▸ TEXTE À LIRE:
○ ○ ○ ○ ○ ○ ○
Cette photographie est aussi révélatrice d'une évolution récente du marché de la photographie. Les tirages originaux réalisés par Rodtchenko lui-même sur du papier d'époque sont assez rares, parce qu'il n'y avait pas de marché pour ceux-ci, et parce que le matériel était relativement cher. Rodtchenko effectuait de très bons tirages, parfois de grand format, pour des expositions auxquelles il participait. Un exemplaire original de La jeune fille au Leica a atteint le prix exceptionnel de 115.000 £ 8 lors d'une vente aux enchères de Christie's à Londres en 1992. Lors de cette même vente, vingt-huit lots d'originaux de Rodtchenko ont été dispersés pour la somme totale de 495.165 £ 9. Ceci montre le fossé considérable qui existe entre l'esprit et les conditions de création de cette photographie par Rodtchenko et l'actuel statut de celle-ci dans la culture occidentale.

En dehors des stricts aspects formels et esthétiques, qui peuvent naturellement être comparés aux meilleures expériences visuelles des photographes européens et américains, il est toujours difficile de présenter Rodtchenko en raison des aspects idéologiques et politiques dans lesquels il a évolué, et pour lesquels il a théorisé sa vision particulière de la création artistique. Aujourd'hui encore, les diverses analyses sont tributaires des périodes dans lesquelles elles ont été faites. Elles sont également rendues difficiles par la dispersion, la disparition définitive ou provisoire des sources, leur fiabilité, ainsi que par les diverses réécritures de l'histoire de la vie culturelle soviétique, de Staline à Jdanov, de Khrouchtchev à Brejnev 10. Il est actuellement délicat et difficile d'aborder ce sujet en Russie même, en raison du manque de recul, de la faiblesse des méthodes d'analyse, du manque de perspectives et de moyens mis à disposition des historiens de l'art russes.
○ ○ ○ ○ ○ ○ ○
Enregistrements sources
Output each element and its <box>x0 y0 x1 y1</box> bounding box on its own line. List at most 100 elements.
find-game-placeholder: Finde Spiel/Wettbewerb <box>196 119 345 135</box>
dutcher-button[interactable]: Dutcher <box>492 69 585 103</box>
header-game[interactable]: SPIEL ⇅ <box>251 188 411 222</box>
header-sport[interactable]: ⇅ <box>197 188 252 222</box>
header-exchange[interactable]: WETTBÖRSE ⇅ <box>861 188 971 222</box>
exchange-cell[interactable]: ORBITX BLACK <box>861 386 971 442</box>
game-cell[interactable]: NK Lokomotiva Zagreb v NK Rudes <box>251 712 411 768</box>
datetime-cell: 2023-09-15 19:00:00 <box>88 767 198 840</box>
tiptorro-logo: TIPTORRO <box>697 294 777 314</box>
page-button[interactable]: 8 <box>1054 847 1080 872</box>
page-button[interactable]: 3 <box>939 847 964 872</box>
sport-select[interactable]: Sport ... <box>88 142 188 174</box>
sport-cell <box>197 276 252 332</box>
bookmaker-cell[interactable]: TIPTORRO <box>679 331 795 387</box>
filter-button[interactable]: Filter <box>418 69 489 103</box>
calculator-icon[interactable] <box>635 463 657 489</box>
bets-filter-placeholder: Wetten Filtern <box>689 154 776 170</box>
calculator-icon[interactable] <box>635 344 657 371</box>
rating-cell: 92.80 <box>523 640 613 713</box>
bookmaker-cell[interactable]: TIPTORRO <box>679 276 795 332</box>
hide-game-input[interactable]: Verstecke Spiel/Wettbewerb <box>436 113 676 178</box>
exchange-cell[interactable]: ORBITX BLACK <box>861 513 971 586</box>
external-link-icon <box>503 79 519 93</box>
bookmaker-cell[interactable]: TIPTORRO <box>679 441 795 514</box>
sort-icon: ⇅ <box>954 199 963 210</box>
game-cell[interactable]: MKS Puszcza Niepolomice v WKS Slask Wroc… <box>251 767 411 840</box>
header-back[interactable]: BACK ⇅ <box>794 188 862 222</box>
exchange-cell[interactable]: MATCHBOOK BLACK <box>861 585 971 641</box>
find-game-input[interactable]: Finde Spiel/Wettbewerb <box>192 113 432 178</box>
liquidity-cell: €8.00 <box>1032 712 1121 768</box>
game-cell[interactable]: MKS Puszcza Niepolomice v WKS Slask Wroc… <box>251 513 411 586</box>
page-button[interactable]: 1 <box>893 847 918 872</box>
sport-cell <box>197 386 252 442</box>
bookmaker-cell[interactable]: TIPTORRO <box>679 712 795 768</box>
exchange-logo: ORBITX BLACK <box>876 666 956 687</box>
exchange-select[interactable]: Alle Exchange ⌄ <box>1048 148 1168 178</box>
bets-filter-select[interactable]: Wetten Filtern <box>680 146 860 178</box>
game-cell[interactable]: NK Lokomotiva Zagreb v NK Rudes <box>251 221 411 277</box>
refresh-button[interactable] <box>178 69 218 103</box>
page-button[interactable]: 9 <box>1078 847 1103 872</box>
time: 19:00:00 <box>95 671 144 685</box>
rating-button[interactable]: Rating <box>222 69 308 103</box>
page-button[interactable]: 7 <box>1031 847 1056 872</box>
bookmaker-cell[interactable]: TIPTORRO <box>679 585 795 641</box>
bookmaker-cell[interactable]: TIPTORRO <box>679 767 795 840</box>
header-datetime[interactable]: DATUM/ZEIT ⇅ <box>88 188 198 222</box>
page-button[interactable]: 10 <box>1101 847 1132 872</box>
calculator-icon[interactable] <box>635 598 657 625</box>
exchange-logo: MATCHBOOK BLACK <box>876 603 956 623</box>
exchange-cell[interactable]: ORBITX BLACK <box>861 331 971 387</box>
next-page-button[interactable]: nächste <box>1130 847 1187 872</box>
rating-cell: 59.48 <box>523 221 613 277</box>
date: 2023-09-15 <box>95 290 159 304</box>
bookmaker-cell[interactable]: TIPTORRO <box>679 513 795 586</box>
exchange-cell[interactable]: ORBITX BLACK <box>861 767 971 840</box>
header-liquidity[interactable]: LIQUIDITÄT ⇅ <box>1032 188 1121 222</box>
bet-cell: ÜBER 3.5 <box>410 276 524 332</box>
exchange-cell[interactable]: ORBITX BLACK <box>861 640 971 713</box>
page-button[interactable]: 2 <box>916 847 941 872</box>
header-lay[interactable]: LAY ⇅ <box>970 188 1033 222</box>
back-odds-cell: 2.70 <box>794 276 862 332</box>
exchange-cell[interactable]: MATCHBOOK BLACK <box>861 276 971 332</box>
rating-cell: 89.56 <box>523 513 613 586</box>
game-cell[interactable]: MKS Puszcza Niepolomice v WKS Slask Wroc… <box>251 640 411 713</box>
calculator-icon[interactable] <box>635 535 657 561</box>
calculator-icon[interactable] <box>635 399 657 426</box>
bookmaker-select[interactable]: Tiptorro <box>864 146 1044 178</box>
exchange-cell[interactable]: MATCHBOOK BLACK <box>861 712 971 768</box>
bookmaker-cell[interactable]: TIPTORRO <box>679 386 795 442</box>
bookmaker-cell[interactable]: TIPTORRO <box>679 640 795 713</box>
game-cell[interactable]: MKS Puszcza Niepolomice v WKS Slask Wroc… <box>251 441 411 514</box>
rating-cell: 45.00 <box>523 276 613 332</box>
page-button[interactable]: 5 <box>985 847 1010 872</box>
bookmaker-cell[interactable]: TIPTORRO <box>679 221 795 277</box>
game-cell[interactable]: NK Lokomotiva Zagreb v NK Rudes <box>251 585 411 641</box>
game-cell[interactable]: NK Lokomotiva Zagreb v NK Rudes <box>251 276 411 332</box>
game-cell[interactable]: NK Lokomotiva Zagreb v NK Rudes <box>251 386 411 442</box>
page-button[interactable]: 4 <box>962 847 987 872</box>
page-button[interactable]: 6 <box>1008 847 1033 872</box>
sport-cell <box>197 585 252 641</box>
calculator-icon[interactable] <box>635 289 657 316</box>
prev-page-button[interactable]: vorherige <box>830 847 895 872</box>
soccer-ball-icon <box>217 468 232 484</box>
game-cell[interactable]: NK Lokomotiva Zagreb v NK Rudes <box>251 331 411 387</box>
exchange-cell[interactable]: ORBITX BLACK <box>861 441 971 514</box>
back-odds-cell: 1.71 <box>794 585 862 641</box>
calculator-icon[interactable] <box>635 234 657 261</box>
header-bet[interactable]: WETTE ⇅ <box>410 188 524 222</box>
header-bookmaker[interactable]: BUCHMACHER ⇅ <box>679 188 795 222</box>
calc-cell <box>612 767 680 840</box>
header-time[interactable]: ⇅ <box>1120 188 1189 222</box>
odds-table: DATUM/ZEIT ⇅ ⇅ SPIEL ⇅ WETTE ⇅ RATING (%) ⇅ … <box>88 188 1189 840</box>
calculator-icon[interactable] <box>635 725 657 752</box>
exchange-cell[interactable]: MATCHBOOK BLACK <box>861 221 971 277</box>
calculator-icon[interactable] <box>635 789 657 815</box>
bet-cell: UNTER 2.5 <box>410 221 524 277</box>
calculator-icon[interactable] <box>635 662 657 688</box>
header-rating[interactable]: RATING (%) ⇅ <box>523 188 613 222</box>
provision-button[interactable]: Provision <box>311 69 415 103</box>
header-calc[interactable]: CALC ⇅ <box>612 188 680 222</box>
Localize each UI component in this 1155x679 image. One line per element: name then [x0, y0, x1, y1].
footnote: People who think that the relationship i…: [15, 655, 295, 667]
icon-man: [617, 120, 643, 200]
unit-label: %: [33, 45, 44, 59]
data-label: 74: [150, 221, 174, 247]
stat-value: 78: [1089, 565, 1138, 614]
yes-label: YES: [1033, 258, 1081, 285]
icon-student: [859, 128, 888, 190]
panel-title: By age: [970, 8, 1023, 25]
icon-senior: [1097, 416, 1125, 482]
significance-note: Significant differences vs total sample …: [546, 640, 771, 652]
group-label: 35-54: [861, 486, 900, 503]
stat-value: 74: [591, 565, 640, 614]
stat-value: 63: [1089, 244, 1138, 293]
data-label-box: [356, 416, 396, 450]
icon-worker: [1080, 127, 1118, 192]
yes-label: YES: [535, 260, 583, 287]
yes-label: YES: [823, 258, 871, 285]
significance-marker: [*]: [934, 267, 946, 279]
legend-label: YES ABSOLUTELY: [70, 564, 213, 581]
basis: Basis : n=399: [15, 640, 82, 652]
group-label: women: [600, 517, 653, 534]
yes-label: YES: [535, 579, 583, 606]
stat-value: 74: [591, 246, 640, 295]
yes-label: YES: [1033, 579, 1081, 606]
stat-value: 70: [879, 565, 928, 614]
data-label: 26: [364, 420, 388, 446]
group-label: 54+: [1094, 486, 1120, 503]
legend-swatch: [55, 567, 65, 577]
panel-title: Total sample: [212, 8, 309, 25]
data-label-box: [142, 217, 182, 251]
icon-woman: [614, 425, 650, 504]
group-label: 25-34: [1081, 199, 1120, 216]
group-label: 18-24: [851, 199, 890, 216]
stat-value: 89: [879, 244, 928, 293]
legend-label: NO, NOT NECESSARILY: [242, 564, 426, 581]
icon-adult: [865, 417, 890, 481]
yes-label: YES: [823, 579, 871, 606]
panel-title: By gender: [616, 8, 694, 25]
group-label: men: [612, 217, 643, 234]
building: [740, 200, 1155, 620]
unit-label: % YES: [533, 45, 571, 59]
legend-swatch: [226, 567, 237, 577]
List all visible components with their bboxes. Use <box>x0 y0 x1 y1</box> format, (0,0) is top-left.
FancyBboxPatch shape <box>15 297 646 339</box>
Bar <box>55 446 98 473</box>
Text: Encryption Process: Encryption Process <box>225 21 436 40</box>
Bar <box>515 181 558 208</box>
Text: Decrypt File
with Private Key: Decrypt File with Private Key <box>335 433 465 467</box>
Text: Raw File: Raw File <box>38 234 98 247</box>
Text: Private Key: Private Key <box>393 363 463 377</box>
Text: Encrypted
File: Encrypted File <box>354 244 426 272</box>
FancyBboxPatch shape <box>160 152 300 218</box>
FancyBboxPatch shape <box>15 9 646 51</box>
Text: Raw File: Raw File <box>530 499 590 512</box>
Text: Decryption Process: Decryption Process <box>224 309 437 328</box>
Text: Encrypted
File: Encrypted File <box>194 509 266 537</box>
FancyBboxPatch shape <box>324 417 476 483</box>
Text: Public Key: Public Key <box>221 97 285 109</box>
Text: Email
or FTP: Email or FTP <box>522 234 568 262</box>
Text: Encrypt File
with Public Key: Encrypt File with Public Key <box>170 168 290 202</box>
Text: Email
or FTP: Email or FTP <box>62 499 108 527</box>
○ ○ ○ ○ ○ ○ ○
▸ EXERCICE:
Réécrivez sous forme de liste le paragraphe du texte sur Rodtchenko qui commence par « En dehors des stricts aspects formels », en conservant ses faits principaux.

▸ CORRIGÉ:
- Sur le plan formel et esthétique, l'œuvre de Rodtchenko se compare aux meilleures expériences visuelles des photographes européens et américains.
- Il reste pourtant difficile de le présenter, à cause du contexte idéologique et politique dans lequel il a évolué et pour lequel il a théorisé sa vision de la création artistique.
- Les analyses dépendent encore aujourd'hui des périodes où elles ont été faites.
- Plusieurs facteurs les compliquent : la dispersion des sources, leur disparition définitive ou provisoire et leur fiabilité. S'y ajoutent les réécritures successives de l'histoire culturelle soviétique, de Staline à Jdanov, de Khrouchtchev à Brejnev.
- En Russie même, le sujet reste délicat, faute de recul, de méthodes d'analyse solides, de perspectives et de moyens donnés aux historiens de l'art russes.